**Stored items from a collection**
■ ■ ■ ■ ■ ■ ■
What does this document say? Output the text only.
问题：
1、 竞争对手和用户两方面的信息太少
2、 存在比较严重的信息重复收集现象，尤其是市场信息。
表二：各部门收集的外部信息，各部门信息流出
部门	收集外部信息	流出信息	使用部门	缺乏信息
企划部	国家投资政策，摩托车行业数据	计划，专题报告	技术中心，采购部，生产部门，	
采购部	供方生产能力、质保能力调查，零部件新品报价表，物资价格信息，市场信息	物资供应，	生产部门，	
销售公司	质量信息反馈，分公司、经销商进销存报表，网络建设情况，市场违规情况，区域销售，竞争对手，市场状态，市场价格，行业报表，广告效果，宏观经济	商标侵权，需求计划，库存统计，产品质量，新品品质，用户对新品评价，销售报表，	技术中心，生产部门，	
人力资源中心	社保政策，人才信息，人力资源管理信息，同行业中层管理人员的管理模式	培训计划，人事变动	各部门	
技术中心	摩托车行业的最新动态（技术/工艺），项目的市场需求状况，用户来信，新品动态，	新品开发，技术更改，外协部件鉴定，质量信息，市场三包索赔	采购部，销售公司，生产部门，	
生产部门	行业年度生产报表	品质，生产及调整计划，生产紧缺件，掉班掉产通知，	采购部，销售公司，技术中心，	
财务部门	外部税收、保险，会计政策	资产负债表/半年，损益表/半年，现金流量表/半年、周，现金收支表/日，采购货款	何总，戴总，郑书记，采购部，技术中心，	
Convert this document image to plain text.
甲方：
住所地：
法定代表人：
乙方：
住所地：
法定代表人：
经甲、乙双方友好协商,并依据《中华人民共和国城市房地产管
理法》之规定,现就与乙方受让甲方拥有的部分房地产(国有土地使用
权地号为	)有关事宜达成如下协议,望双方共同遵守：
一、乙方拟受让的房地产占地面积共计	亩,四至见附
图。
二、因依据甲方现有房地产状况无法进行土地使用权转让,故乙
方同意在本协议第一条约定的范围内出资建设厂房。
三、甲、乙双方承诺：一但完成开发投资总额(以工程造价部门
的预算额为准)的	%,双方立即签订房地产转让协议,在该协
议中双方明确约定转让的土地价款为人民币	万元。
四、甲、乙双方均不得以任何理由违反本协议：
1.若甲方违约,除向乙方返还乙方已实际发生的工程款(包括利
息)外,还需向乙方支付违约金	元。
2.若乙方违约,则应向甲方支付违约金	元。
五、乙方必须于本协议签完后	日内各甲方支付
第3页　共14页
■ ■ ■ ■ ■ ■ ■
**The task**
Please repeat the listing exactly, with nothing left out.

**Task solution**
What does this document say? Output the text only.
问题：
1、 竞争对手和用户两方面的信息太少
2、 存在比较严重的信息重复收集现象，尤其是市场信息。
表二：各部门收集的外部信息，各部门信息流出
部门	收集外部信息	流出信息	使用部门	缺乏信息
企划部	国家投资政策，摩托车行业数据	计划，专题报告	技术中心，采购部，生产部门，	
采购部	供方生产能力、质保能力调查，零部件新品报价表，物资价格信息，市场信息	物资供应，	生产部门，	
销售公司	质量信息反馈，分公司、经销商进销存报表，网络建设情况，市场违规情况，区域销售，竞争对手，市场状态，市场价格，行业报表，广告效果，宏观经济	商标侵权，需求计划，库存统计，产品质量，新品品质，用户对新品评价，销售报表，	技术中心，生产部门，	
人力资源中心	社保政策，人才信息，人力资源管理信息，同行业中层管理人员的管理模式	培训计划，人事变动	各部门	
技术中心	摩托车行业的最新动态（技术/工艺），项目的市场需求状况，用户来信，新品动态，	新品开发，技术更改，外协部件鉴定，质量信息，市场三包索赔	采购部，销售公司，生产部门，	
生产部门	行业年度生产报表	品质，生产及调整计划，生产紧缺件，掉班掉产通知，	采购部，销售公司，技术中心，	
财务部门	外部税收、保险，会计政策	资产负债表/半年，损益表/半年，现金流量表/半年、周，现金收支表/日，采购货款	何总，戴总，郑书记，采购部，技术中心，	
Convert this document image to plain text.
甲方：
住所地：
法定代表人：
乙方：
住所地：
法定代表人：
经甲、乙双方友好协商,并依据《中华人民共和国城市房地产管
理法》之规定,现就与乙方受让甲方拥有的部分房地产(国有土地使用
权地号为	)有关事宜达成如下协议,望双方共同遵守：
一、乙方拟受让的房地产占地面积共计	亩,四至见附
图。
二、因依据甲方现有房地产状况无法进行土地使用权转让,故乙
方同意在本协议第一条约定的范围内出资建设厂房。
三、甲、乙双方承诺：一但完成开发投资总额(以工程造价部门
的预算额为准)的	%,双方立即签订房地产转让协议,在该协
议中双方明确约定转让的土地价款为人民币	万元。
四、甲、乙双方均不得以任何理由违反本协议：
1.若甲方违约,除向乙方返还乙方已实际发生的工程款(包括利
息)外,还需向乙方支付违约金	元。
2.若乙方违约,则应向甲方支付违约金	元。
五、乙方必须于本协议签完后	日内各甲方支付
第3页　共14页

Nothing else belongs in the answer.